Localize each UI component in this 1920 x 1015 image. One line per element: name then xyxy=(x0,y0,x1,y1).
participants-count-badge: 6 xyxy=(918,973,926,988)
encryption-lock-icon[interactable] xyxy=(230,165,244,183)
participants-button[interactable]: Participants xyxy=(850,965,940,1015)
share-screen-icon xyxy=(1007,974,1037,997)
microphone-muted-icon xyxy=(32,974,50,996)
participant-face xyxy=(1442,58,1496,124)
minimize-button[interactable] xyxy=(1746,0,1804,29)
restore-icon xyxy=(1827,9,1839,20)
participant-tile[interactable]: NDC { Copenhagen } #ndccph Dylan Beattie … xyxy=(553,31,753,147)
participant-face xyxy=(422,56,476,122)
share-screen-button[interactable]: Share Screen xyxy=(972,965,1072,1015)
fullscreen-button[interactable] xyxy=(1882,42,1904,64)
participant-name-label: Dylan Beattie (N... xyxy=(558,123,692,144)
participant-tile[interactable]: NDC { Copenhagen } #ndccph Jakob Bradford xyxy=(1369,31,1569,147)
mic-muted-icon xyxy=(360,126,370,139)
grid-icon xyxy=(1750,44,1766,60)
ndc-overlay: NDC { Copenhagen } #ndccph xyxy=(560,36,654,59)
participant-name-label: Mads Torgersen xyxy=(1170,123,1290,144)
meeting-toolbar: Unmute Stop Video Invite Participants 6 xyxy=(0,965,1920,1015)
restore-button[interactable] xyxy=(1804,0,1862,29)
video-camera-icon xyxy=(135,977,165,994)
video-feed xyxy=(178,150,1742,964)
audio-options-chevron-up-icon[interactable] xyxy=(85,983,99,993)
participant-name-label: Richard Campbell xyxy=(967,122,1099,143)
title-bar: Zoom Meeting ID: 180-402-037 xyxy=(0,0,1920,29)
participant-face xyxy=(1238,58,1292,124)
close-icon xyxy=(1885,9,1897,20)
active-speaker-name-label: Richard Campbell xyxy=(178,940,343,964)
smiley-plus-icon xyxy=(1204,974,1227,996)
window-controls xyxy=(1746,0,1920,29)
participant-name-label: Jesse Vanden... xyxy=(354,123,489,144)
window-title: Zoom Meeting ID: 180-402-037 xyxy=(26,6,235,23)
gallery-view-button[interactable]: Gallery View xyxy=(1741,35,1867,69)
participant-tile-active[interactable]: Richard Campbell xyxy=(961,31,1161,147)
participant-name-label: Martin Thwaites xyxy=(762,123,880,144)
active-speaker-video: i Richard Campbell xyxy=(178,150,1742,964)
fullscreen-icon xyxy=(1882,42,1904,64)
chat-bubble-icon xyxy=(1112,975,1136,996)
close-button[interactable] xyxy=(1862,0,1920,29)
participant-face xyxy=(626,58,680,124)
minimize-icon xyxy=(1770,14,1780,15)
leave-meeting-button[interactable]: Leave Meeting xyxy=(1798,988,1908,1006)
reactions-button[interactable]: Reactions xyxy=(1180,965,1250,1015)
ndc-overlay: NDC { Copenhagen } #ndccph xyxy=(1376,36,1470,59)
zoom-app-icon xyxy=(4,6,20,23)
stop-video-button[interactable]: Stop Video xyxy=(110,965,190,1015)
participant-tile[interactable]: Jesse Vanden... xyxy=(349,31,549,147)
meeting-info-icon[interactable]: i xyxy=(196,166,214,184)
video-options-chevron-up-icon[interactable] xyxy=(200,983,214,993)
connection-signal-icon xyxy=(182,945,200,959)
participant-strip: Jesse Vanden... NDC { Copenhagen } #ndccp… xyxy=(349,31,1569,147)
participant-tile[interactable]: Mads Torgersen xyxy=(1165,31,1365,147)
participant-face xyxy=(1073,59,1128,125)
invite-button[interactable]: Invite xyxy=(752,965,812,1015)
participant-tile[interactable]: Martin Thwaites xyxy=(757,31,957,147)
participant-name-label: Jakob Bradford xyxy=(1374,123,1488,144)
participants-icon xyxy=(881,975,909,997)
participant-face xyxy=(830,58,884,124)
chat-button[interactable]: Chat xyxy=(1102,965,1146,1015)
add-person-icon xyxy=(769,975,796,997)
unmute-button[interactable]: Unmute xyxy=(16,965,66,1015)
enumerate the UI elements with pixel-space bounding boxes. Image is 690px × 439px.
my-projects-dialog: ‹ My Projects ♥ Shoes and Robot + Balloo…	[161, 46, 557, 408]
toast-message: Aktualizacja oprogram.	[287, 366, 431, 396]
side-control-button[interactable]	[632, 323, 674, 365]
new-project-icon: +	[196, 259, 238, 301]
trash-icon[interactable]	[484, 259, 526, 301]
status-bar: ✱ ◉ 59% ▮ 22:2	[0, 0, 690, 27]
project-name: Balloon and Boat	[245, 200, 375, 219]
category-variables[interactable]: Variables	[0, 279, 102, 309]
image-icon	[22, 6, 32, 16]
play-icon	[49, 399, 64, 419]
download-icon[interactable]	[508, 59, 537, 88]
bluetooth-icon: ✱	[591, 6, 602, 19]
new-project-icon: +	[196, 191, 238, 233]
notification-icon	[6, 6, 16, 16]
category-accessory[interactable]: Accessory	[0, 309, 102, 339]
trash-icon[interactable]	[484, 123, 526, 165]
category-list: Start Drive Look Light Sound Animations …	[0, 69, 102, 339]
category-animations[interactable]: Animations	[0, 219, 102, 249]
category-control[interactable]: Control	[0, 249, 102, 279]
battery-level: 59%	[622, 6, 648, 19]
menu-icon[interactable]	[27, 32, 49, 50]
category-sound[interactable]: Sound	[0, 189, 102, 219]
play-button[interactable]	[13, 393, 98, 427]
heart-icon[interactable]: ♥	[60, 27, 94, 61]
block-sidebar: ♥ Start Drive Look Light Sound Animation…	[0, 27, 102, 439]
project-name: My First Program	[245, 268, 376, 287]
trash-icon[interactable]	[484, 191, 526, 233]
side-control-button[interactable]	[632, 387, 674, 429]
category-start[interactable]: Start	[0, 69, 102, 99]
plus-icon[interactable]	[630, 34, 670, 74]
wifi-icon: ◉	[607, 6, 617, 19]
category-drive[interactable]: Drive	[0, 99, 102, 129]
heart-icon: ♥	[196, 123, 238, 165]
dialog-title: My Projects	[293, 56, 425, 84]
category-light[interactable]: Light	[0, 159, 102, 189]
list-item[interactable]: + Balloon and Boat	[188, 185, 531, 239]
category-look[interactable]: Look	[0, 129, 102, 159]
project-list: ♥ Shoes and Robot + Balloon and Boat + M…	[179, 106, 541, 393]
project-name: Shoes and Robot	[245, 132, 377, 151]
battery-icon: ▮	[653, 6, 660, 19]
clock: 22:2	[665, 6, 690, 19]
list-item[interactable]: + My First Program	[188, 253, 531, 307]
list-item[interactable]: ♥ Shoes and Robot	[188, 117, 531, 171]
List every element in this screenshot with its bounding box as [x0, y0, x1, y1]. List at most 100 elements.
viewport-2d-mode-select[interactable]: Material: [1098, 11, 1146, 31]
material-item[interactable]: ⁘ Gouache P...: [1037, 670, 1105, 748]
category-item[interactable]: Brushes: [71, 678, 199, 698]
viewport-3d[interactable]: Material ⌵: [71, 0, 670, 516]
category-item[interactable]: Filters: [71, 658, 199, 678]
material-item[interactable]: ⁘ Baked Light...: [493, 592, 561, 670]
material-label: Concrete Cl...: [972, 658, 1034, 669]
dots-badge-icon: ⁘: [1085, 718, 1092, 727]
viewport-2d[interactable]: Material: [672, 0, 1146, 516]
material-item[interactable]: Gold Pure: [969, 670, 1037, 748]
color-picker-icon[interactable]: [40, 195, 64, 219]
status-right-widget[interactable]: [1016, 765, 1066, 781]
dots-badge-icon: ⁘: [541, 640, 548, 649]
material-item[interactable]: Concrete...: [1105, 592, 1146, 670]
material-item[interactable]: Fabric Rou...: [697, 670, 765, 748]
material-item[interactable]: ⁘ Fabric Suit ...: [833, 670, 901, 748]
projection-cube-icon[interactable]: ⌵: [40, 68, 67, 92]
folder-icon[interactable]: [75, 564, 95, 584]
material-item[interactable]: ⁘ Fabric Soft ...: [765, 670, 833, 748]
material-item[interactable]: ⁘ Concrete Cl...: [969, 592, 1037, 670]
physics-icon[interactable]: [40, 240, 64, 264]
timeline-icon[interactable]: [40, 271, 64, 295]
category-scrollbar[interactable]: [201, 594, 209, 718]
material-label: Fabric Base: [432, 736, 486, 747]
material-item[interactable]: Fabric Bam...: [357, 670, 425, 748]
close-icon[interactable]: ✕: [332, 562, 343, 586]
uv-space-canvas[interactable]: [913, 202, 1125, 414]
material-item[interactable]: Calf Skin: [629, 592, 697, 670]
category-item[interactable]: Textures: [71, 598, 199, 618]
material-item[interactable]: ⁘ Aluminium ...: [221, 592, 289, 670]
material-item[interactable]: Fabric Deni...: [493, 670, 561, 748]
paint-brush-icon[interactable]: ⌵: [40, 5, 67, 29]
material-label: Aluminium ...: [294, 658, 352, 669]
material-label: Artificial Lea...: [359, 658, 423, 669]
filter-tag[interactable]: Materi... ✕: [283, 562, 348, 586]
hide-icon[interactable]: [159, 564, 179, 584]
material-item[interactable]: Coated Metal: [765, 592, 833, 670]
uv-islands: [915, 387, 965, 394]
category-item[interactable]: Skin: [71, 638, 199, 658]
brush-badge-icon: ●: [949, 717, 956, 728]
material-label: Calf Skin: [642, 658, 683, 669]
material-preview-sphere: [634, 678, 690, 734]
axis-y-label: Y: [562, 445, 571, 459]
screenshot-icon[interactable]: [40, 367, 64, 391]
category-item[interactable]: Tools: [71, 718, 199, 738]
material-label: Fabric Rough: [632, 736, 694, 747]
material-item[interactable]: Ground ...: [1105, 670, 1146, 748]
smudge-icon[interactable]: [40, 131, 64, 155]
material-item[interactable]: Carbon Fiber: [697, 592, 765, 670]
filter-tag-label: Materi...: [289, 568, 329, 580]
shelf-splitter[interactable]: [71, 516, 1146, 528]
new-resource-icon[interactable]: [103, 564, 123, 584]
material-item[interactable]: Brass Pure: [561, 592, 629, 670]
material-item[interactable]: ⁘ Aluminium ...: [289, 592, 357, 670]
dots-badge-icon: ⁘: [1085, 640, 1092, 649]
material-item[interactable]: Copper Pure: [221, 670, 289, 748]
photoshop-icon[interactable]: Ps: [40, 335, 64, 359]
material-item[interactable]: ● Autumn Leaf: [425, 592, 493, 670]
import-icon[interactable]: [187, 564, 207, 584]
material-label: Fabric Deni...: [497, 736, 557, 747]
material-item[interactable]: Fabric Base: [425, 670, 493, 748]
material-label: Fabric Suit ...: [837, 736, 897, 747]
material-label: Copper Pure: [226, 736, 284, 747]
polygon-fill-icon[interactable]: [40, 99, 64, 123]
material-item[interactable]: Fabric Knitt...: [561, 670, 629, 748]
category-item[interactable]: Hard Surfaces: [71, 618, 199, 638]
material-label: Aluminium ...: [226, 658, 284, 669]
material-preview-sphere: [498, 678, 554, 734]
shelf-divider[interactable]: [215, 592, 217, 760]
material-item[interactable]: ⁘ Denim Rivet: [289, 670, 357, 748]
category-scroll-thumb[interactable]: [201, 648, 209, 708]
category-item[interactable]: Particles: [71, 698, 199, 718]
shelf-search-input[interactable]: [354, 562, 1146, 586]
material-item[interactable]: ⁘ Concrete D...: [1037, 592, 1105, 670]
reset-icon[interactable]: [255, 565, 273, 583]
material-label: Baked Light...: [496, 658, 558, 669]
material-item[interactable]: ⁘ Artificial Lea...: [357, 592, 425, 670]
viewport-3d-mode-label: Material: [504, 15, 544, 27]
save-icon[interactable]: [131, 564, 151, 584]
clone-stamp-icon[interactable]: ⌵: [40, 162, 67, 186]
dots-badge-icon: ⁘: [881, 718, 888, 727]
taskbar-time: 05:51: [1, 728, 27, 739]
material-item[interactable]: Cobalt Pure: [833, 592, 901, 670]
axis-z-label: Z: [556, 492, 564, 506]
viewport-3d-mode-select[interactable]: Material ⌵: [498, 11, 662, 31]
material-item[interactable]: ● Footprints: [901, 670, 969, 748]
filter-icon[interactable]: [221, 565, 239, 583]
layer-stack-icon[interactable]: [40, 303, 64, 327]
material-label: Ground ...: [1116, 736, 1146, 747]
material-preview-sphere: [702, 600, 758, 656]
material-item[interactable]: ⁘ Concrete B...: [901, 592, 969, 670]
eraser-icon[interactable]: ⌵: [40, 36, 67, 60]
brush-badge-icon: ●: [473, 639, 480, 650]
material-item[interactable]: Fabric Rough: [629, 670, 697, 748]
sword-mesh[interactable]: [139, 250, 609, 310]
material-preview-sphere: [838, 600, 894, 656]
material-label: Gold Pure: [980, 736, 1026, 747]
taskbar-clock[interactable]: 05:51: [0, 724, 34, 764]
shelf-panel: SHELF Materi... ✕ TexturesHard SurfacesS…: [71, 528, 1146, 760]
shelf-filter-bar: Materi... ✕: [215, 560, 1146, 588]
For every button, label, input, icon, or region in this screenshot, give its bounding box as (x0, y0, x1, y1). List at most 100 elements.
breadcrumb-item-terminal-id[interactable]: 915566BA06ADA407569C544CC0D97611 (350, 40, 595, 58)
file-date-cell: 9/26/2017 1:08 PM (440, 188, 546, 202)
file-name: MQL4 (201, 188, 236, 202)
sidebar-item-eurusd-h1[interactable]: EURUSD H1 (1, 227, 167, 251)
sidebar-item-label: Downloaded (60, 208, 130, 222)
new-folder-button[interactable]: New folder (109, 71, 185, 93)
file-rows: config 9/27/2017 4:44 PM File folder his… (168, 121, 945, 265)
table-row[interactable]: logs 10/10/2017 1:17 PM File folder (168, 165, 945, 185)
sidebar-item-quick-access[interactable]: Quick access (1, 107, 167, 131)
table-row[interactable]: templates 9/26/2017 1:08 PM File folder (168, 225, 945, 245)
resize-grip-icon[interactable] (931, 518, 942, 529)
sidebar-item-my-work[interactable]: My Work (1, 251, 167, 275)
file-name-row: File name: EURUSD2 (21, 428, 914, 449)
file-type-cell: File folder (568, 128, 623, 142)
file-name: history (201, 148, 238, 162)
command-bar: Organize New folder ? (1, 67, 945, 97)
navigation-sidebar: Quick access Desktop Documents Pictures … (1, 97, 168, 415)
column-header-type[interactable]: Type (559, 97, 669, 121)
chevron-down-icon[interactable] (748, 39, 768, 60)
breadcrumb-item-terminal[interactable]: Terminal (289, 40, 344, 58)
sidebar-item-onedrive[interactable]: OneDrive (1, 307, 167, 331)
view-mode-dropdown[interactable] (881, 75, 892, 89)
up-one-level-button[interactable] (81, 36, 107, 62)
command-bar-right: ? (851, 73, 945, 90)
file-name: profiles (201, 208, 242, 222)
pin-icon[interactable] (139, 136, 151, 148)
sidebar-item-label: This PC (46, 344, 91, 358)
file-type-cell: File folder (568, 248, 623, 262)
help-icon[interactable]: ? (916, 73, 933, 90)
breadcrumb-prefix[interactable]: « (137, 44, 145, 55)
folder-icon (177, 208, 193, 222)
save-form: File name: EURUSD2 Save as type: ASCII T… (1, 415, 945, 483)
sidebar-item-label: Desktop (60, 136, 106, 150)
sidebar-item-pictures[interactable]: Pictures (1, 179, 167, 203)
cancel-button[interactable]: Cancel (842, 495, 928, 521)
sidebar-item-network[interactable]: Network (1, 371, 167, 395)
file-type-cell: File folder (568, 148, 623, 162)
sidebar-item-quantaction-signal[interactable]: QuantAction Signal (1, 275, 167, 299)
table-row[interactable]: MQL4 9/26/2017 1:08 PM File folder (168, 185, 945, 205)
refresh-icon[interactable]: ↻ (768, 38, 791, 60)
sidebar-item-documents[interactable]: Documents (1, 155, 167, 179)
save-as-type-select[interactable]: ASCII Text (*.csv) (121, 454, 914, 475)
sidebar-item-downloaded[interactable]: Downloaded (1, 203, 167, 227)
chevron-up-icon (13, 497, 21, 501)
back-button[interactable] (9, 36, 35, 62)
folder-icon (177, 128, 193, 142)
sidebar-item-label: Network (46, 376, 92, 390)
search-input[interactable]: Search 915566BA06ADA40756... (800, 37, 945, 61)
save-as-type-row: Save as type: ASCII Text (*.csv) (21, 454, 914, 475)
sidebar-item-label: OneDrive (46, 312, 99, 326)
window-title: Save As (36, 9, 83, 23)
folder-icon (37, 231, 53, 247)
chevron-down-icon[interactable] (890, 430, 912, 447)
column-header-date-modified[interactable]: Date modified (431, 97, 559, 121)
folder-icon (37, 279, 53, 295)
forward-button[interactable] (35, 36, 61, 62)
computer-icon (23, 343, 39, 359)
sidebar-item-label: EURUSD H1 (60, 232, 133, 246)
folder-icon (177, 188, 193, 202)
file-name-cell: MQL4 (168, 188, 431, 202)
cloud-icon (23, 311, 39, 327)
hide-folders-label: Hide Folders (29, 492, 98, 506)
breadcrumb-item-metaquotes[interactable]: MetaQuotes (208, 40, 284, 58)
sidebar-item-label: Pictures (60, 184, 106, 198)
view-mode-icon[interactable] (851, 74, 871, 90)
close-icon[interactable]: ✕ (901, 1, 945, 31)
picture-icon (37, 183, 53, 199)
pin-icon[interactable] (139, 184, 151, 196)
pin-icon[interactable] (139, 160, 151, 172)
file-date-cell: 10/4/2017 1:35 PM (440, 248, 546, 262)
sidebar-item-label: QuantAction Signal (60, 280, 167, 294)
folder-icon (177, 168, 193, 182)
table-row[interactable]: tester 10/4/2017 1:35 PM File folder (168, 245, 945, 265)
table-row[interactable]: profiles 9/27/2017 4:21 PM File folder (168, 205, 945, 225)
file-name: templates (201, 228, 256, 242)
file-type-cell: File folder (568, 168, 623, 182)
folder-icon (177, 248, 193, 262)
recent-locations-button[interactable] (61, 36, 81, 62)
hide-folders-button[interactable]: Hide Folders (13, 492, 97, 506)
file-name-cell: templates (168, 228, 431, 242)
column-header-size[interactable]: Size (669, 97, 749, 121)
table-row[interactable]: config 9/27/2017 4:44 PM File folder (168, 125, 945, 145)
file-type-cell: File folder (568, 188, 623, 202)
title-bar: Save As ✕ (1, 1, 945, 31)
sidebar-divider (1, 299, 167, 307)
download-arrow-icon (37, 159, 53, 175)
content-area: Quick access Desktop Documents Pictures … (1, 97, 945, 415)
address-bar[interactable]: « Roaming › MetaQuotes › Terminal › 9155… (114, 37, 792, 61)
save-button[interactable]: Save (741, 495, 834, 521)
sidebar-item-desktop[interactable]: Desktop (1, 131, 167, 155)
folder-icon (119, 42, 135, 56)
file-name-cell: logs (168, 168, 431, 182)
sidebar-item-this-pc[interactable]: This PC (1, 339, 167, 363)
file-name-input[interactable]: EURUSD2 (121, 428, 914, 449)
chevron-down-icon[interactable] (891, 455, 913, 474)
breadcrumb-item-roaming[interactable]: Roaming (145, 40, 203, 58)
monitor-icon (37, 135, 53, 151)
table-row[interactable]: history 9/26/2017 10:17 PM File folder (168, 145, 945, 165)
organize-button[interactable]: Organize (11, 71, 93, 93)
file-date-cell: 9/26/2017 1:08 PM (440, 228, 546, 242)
━━━━━━━━━━━━━━━━━━━━━━━━━━━━━━
• _SET EXERCISE_:
Rewrite the records from the first line through the line holding "restore-icon xyxy=(1827,9,1839,20)", inclusive, changing "share-screen-icon" to "screen-share-icon" and leaving everything else as it is.

• _COMPLETE RESPONSE_:
Localize each UI component in this 1920 x 1015 image. One line per element: name then xyxy=(x0,y0,x1,y1).
participants-count-badge: 6 xyxy=(918,973,926,988)
encryption-lock-icon[interactable] xyxy=(230,165,244,183)
participants-button[interactable]: Participants xyxy=(850,965,940,1015)
screen-share-icon xyxy=(1007,974,1037,997)
microphone-muted-icon xyxy=(32,974,50,996)
participant-face xyxy=(1442,58,1496,124)
minimize-button[interactable] xyxy=(1746,0,1804,29)
restore-icon xyxy=(1827,9,1839,20)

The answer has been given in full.